Dejando de lado la misoginia inoculada en este relato de ficción, se observa un paralelismo -nada casual- con el salto de las sociedades recolectoras-cazadoras a las civilizaciones basadas en la agricultura y la ganadería. Ahí, verdaderamente, el ser humano (al menos la inmensa mayoría) hubo de ganarse el pan con el sudor de su frente, los callos de sus manos y la renuncia a su libertad de movimiento: las explotaciones agrarias anclaron a las personas a un territorio de por vida. El precio a pagar era altísimo, pero no había otra manera de producir excedentes para la creación de una clase dirigente poderosa en lo militar y eficiente en el control social.
Así comenzó la auto-esclavitud de nuestra especie. Después ya vendría la revolución industrial (con la inestimable ayuda del protestantismo) para dar otra vuelta de tuerca a la supremacía de la producción sobre el bienestar de las personas. Donde hubo ciclos naturales marcados por las estaciones, las estrellas, el sol y la luna, se impuso un artilugio mecánico que subyugó al ser humano y lo condenó a correr durante toda la vida sin posibilidad alguna de alcanzar el nirvana. Ya lo dejó escrito para la posteridad el músico Roberto Cantoral: "Reloj, no marques la horas porque voy a enloquecer... Y su tic-tac me recuerda mi irremediable dolor".

- _Tu objetivo_
¿A qué músico cita el texto sobre la auto-esclavitud humana? Los datos no hacen falta para resolver nada.

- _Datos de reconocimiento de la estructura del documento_

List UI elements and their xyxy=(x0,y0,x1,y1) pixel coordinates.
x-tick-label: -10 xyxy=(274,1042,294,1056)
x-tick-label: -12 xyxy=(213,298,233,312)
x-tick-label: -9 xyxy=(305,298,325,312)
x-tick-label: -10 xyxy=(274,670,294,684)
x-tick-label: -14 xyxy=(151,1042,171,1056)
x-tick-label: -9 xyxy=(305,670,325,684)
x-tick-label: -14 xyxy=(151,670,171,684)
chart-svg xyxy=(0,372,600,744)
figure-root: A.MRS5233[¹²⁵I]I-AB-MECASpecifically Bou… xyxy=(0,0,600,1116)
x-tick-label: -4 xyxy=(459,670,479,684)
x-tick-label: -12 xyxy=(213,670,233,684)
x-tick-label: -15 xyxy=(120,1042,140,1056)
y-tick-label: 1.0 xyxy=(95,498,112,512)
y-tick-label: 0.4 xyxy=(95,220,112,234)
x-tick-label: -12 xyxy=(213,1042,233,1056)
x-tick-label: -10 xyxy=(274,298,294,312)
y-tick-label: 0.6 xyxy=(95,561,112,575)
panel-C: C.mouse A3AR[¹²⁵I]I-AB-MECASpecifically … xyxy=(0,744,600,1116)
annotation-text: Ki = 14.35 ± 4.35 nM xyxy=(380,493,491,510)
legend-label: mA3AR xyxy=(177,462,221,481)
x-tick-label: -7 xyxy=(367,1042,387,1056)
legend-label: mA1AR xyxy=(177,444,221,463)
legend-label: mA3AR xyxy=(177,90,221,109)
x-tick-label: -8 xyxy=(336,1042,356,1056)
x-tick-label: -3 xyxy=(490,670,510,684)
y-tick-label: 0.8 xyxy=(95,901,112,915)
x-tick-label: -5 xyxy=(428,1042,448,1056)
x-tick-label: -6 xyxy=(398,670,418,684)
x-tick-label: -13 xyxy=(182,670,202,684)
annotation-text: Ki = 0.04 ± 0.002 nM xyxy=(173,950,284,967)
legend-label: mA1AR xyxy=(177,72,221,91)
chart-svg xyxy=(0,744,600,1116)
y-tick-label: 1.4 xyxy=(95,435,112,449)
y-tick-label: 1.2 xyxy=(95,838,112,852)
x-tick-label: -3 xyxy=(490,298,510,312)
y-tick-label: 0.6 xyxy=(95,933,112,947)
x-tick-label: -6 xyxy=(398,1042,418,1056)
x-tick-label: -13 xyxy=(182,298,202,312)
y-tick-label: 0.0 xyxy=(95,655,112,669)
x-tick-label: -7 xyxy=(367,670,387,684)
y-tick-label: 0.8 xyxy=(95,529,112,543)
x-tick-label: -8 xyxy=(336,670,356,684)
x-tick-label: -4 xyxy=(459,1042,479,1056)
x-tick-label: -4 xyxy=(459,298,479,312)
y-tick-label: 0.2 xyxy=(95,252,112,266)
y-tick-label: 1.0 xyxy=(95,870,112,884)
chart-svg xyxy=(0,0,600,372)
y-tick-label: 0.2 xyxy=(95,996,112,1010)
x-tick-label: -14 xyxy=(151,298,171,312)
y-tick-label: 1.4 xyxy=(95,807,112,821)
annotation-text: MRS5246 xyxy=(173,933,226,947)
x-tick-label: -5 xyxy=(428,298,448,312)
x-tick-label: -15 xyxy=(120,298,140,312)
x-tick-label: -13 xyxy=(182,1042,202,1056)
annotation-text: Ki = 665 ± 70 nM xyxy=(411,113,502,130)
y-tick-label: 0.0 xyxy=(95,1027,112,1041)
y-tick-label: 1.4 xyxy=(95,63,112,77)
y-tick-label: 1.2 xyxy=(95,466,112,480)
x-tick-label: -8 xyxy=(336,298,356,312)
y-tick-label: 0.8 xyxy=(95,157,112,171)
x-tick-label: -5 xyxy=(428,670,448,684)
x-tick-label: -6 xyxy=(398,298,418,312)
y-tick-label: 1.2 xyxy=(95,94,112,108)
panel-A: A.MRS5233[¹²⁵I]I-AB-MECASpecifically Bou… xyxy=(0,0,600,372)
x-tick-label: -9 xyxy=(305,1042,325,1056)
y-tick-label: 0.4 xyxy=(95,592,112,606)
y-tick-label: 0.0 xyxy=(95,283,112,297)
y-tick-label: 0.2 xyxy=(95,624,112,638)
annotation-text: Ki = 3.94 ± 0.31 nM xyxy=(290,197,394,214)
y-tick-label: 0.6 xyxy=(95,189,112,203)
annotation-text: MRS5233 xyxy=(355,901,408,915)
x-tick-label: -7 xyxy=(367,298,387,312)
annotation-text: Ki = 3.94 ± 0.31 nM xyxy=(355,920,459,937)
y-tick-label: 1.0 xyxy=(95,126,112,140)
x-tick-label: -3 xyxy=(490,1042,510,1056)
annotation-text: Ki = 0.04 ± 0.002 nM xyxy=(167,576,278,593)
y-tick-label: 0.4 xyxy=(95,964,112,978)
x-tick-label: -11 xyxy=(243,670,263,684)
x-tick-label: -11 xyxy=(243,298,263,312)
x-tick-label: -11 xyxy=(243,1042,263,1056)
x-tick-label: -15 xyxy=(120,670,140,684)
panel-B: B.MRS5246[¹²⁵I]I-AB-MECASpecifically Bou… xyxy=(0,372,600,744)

- _Zona de respuesta_
Roberto Cantoral.